Which lines of the records contain "sprawie"? Collect every one of them.

Lines of data
(begin)
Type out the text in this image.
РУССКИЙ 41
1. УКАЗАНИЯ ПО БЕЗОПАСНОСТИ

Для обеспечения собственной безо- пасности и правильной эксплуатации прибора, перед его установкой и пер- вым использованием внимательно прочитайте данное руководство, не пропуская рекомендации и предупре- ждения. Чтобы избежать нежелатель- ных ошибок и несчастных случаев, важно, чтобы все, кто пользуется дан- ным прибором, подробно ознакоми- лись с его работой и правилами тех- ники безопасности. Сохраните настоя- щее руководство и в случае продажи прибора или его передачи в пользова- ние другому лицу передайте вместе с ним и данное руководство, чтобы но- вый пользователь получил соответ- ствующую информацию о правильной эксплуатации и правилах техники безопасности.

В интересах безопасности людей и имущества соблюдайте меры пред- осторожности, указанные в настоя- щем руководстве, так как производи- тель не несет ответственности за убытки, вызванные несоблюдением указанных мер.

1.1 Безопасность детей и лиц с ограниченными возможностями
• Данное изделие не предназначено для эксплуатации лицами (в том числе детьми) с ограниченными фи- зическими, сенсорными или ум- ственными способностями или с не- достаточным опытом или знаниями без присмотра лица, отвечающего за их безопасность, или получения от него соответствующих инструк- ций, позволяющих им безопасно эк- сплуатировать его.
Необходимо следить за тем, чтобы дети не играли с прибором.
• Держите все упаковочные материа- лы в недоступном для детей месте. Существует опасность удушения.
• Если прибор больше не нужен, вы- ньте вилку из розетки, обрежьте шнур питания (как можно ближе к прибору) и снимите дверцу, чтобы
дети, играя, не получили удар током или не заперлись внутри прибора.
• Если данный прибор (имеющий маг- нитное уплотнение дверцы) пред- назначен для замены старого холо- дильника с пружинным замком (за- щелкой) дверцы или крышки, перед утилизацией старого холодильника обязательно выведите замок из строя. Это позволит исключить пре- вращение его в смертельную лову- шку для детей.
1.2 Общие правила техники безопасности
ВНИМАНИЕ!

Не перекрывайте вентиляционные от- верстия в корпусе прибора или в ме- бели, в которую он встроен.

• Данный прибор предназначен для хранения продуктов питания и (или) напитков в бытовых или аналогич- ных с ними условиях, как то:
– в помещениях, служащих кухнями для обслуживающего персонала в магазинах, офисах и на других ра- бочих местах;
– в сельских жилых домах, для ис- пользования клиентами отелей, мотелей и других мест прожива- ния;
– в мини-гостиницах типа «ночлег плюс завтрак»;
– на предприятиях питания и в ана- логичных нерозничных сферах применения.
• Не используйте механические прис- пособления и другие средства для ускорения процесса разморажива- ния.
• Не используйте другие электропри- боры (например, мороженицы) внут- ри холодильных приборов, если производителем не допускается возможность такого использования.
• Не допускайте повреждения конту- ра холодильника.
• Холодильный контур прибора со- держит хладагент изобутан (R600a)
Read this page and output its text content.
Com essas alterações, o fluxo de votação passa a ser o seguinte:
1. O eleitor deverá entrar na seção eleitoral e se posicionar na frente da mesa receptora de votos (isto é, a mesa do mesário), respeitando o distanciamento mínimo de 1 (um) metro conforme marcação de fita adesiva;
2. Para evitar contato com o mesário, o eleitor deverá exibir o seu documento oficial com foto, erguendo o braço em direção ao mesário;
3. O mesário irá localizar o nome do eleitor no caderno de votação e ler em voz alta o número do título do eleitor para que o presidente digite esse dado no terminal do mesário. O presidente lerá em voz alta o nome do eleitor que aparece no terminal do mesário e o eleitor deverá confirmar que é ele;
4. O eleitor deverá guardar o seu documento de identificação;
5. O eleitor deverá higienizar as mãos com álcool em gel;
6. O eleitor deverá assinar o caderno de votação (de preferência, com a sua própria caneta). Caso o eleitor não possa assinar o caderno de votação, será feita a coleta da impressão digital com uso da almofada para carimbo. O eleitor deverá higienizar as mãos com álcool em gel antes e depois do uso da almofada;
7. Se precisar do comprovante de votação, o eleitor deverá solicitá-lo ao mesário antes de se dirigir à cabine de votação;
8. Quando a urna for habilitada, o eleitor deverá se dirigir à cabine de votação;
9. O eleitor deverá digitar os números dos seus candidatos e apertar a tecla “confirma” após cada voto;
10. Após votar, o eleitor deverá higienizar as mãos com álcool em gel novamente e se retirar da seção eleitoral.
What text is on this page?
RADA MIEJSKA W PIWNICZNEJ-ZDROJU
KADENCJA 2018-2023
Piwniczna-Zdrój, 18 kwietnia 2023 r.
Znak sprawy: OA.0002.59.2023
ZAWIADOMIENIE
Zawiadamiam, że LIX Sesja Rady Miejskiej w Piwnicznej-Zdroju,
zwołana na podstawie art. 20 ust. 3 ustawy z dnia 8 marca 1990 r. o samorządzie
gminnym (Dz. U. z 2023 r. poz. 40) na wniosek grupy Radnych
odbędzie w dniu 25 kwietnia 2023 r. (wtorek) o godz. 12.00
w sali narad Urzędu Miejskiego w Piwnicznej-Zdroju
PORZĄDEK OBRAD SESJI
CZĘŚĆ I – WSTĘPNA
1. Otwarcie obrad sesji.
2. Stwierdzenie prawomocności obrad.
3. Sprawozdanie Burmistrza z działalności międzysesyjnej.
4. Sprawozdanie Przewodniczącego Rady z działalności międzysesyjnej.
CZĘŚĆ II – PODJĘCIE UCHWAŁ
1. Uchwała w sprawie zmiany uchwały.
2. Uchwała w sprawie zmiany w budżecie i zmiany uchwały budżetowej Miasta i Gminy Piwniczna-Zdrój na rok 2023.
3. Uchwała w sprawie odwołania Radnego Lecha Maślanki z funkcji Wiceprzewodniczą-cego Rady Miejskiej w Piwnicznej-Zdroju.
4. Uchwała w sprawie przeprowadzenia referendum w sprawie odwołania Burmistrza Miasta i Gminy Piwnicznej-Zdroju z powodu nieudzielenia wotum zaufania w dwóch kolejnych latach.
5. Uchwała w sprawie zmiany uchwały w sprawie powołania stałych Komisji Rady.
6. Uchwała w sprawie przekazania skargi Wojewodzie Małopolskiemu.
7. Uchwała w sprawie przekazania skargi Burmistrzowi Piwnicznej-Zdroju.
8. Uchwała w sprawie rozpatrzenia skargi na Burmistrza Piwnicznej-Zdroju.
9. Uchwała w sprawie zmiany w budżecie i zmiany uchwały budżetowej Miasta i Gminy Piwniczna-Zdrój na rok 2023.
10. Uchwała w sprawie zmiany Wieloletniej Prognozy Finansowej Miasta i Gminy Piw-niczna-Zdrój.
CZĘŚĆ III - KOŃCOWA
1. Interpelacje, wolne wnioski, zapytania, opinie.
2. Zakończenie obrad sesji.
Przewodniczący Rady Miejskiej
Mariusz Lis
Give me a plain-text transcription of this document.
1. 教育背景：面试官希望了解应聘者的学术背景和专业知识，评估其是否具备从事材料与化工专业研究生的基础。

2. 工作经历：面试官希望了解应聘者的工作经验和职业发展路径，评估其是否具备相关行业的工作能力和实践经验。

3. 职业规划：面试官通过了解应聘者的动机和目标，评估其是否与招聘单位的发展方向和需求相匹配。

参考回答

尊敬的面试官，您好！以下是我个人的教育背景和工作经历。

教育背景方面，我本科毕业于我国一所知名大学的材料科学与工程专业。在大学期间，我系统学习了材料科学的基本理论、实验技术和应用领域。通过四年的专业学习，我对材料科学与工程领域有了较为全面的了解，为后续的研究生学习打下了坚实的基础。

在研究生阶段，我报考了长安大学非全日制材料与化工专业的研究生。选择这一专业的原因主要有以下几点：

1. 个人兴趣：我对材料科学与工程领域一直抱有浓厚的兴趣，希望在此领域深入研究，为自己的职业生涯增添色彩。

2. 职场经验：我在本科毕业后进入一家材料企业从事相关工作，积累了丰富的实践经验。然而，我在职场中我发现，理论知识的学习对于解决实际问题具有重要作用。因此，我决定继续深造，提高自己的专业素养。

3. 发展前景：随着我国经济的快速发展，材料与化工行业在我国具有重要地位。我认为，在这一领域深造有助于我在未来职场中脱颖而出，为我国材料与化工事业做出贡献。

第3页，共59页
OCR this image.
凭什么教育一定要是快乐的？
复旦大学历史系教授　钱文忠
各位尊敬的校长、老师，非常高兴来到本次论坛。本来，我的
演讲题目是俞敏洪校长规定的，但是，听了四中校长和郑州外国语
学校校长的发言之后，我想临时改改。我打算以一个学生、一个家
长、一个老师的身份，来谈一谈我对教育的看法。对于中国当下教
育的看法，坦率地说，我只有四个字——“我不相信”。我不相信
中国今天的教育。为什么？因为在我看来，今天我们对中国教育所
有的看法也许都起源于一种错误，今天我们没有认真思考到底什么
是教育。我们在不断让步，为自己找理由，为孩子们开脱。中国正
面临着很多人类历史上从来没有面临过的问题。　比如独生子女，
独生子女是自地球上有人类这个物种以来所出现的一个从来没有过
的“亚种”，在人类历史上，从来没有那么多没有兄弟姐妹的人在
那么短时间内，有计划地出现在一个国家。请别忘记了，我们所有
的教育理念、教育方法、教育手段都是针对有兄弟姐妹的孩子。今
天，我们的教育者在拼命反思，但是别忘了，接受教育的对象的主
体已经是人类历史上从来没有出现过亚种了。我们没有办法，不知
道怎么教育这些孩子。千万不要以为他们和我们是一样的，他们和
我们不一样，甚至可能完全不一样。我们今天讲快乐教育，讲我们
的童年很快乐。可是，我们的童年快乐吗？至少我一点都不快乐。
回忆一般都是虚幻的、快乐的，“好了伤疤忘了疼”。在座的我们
(end)
→ **WRITTEN REPLY**
1. Uchwała w sprawie zmiany uchwały.
2. Uchwała w sprawie zmiany w budżecie i zmiany uchwały budżetowej Miasta i Gminy Piwniczna-Zdrój na rok 2023.
3. Uchwała w sprawie odwołania Radnego Lecha Maślanki z funkcji Wiceprzewodniczą-cego Rady Miejskiej w Piwnicznej-Zdroju.
4. Uchwała w sprawie przeprowadzenia referendum w sprawie odwołania Burmistrza Miasta i Gminy Piwnicznej-Zdroju z powodu nieudzielenia wotum zaufania w dwóch kolejnych latach.
5. Uchwała w sprawie zmiany uchwały w sprawie powołania stałych Komisji Rady.
6. Uchwała w sprawie przekazania skargi Wojewodzie Małopolskiemu.
7. Uchwała w sprawie przekazania skargi Burmistrzowi Piwnicznej-Zdroju.
8. Uchwała w sprawie rozpatrzenia skargi na Burmistrza Piwnicznej-Zdroju.
9. Uchwała w sprawie zmiany w budżecie i zmiany uchwały budżetowej Miasta i Gminy Piwniczna-Zdrój na rok 2023.
10. Uchwała w sprawie zmiany Wieloletniej Prognozy Finansowej Miasta i Gminy Piw-niczna-Zdrój.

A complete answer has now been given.